## RECORDS FOR THE EXERCISE
- - - - - - -
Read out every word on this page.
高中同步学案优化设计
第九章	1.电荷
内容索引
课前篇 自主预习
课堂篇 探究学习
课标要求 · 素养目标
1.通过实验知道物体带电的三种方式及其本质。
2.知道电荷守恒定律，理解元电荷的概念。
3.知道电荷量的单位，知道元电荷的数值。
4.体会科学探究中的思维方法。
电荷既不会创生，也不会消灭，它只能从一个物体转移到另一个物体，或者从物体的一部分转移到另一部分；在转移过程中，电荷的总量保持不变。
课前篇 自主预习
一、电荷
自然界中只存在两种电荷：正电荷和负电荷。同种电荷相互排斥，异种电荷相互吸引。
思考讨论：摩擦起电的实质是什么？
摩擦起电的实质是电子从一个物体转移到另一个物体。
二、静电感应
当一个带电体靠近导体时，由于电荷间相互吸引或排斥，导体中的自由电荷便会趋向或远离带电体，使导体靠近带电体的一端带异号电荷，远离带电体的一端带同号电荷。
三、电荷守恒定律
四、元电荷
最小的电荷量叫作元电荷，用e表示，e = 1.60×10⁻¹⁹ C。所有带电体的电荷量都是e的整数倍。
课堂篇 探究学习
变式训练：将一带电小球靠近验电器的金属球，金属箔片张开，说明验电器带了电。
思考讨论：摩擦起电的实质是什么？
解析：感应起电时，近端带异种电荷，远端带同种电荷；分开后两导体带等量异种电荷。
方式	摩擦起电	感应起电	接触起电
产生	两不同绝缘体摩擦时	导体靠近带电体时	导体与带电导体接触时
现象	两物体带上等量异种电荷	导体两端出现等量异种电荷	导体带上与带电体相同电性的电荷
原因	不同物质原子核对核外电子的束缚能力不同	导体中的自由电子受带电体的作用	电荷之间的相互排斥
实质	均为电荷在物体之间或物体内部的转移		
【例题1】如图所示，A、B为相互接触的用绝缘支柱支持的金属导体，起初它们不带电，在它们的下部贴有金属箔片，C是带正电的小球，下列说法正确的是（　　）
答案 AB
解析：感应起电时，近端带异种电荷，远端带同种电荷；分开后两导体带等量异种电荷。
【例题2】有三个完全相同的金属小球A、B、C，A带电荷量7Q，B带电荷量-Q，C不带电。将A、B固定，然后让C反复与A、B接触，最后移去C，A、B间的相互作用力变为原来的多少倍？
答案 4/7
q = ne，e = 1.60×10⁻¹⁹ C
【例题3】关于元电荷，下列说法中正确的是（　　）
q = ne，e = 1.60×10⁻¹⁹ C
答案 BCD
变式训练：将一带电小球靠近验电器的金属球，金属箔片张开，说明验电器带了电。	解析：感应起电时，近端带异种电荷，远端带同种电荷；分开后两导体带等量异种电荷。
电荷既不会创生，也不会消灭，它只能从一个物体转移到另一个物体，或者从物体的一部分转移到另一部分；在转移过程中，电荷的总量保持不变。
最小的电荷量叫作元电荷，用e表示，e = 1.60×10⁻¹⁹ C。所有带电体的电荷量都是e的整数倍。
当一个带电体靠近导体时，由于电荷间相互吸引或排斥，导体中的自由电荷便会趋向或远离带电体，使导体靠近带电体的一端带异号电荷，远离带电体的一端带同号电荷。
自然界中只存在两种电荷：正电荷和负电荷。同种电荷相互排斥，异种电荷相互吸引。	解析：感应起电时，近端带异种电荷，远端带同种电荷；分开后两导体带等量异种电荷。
- - - - - - -
## EXERCISE DESCRIPTION
Check all the records above and select each line where the string "同种电荷相互排斥" is found.

## SOLUTION TO THIS EXERCISE
自然界中只存在两种电荷：正电荷和负电荷。同种电荷相互排斥，异种电荷相互吸引。
自然界中只存在两种电荷：正电荷和负电荷。同种电荷相互排斥，异种电荷相互吸引。	解析：感应起电时，近端带异种电荷，远端带同种电荷；分开后两导体带等量异种电荷。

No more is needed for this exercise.